■ **YOUR OBJECTIVE**: Summarize the Wu Hansheng biography below in two sentences.

■ **EXCERPTED TEXT**:
Head of the Society Work Department
- Incumbent
- Assumed office 8 July 2023
- General Secretary: Xi Jinping
- Preceded by: Office established

Executive Deputy Secretary of the Working Committee of the Central and State Organs of the Central Committee of the Chinese Communist Party
- In office May 2022 – 4 April 2023
- Secretary: Ding Xuexiang
- Preceded by: Liang Yanshun
- Succeeded by: Guo Wenqi

Personal details
- Born: April 1963 (age 62–63) Linqu County, Shandong, China
- Party: Chinese Communist Party
- Alma mater: Jilin University Central Party School of the Chinese Communist Party

Chinese name
- Simplified Chinese: 吴汉圣
- Traditional Chinese: 吳漢聖

Standard Mandarin
- Hanyu Pinyin: Wú Hànshèng

= Wu Hansheng =

Chinese politician (born 1963)

Wu Hansheng (吴汉圣; born April 1963) is a Chinese politician who is currently serving as the head of the Society Work Department of the Central Committee of the Chinese Communist Party (CCP).

He previously served as executive deputy secretary of the Working Committee of the Central and State Organs of the Central Committee of the Chinese Communist Party between 2022 and 2023.

==Early life and education==
Wu was born in Linqu County, Shandong, in April 1963. In 1981, he entered Jilin University of Technology (now Jilin University), where he majored in internal-combustion engine.

==Political career==
Wu joined the Chinese Communist Party (CCP) in June 1984.

■ **DATA LINES**:
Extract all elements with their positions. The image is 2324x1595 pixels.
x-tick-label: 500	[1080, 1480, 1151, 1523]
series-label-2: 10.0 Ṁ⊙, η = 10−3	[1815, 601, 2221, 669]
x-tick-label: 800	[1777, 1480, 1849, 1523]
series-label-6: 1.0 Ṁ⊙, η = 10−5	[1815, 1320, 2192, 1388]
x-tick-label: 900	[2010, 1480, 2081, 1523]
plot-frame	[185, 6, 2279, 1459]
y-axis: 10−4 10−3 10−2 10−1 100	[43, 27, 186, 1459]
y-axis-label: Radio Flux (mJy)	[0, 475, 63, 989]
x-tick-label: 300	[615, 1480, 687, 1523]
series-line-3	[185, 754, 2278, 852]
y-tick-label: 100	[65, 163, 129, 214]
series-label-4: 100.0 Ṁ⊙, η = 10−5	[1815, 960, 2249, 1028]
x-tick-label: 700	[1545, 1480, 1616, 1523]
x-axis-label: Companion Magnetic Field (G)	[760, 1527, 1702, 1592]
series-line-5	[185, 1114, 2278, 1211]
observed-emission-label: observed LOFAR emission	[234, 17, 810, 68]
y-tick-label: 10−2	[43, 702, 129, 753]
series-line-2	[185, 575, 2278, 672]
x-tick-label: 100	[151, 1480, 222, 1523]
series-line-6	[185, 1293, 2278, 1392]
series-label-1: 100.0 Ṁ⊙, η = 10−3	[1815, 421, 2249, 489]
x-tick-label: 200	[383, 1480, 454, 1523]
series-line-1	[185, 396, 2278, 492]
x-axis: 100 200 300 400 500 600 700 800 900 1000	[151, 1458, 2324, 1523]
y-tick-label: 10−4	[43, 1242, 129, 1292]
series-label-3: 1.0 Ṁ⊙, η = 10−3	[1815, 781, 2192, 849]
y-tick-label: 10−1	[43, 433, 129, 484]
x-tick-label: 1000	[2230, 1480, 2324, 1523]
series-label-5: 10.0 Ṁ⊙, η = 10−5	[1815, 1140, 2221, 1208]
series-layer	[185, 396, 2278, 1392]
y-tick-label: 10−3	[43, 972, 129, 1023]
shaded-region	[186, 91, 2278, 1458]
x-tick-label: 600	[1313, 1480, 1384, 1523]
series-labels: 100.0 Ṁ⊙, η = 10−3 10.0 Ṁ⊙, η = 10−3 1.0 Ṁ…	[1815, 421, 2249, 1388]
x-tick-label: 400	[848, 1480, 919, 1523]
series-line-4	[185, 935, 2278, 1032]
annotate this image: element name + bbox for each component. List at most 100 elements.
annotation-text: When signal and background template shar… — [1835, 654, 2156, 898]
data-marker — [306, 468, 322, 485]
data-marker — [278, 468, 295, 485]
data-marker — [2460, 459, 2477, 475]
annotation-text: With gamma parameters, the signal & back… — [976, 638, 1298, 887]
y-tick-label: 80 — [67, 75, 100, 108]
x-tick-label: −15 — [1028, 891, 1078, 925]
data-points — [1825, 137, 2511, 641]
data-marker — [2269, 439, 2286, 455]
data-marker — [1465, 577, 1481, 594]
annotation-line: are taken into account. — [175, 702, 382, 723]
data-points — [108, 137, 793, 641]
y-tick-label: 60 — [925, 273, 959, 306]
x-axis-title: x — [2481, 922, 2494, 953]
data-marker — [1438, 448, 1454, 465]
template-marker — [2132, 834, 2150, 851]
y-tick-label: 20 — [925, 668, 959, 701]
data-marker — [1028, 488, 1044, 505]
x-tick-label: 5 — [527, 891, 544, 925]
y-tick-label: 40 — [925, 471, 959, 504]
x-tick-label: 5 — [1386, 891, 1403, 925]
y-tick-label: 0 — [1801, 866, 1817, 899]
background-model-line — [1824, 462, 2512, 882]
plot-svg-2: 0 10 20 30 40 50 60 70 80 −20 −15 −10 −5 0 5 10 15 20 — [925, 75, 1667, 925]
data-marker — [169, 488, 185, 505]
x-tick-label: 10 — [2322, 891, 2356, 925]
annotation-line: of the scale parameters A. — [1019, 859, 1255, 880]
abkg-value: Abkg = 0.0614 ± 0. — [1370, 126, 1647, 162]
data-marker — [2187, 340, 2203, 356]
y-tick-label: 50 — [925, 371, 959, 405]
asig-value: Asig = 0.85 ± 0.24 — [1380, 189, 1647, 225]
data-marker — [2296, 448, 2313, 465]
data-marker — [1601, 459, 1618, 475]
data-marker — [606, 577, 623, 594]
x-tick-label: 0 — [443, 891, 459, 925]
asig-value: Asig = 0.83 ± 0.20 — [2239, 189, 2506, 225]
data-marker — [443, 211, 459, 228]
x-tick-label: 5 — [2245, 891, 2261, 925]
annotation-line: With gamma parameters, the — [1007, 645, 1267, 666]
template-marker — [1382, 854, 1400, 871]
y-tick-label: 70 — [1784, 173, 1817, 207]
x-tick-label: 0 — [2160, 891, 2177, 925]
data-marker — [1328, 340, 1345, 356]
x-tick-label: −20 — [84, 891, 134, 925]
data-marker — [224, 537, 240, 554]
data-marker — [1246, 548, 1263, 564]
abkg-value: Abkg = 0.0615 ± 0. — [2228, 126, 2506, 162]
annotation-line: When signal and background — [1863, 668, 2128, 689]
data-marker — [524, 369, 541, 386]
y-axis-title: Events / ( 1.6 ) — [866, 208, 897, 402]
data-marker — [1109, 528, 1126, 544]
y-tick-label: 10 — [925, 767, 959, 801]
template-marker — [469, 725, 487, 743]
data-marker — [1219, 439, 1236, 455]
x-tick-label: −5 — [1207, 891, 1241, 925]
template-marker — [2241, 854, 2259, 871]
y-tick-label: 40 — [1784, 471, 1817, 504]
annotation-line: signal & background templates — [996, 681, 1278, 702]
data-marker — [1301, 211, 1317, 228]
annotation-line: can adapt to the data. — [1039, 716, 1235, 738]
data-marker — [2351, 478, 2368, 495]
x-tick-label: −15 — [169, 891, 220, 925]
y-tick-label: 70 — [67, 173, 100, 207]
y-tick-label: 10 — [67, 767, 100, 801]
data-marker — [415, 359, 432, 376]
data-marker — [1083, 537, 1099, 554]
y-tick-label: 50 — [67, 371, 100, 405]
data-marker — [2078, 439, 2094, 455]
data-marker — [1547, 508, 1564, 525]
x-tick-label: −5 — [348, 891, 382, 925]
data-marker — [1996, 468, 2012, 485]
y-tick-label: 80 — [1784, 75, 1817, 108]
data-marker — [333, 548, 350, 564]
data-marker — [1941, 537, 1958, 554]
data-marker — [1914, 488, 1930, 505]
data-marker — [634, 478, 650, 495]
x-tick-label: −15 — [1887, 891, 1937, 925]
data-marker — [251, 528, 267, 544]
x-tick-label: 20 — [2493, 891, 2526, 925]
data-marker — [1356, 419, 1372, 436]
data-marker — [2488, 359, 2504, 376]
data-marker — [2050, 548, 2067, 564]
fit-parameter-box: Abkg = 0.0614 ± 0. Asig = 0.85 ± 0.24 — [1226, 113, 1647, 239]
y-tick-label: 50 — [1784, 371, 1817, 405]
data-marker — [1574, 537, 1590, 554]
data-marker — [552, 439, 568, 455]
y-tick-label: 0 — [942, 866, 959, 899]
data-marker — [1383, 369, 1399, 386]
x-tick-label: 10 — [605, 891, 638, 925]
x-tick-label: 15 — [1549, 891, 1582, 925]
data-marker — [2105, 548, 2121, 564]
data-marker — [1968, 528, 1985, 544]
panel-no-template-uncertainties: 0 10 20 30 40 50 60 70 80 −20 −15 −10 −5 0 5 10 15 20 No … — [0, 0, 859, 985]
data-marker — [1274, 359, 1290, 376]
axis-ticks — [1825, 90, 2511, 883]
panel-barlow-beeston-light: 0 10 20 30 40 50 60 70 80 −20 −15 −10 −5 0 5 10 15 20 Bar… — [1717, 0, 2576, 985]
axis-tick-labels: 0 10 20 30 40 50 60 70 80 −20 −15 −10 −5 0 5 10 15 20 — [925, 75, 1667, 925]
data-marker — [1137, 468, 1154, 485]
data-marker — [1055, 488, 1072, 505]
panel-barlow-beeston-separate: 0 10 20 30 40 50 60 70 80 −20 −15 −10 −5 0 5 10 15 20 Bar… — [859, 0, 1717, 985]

■ **SOLUTION TO THE EXERCISE**: Wu Hansheng, a Chinese politician born in Linqu County, Shandong, in April 1963, currently heads the Society Work Department of the Central Committee of the Chinese Communist Party (CCP), having previously served from 2022 to 2023 as executive deputy secretary of the Working Committee of the Central and State Organs. He entered Jilin University of Technology (now Jilin University) in 1981, majoring in internal-combustion engine, and joined the CCP in June 1984.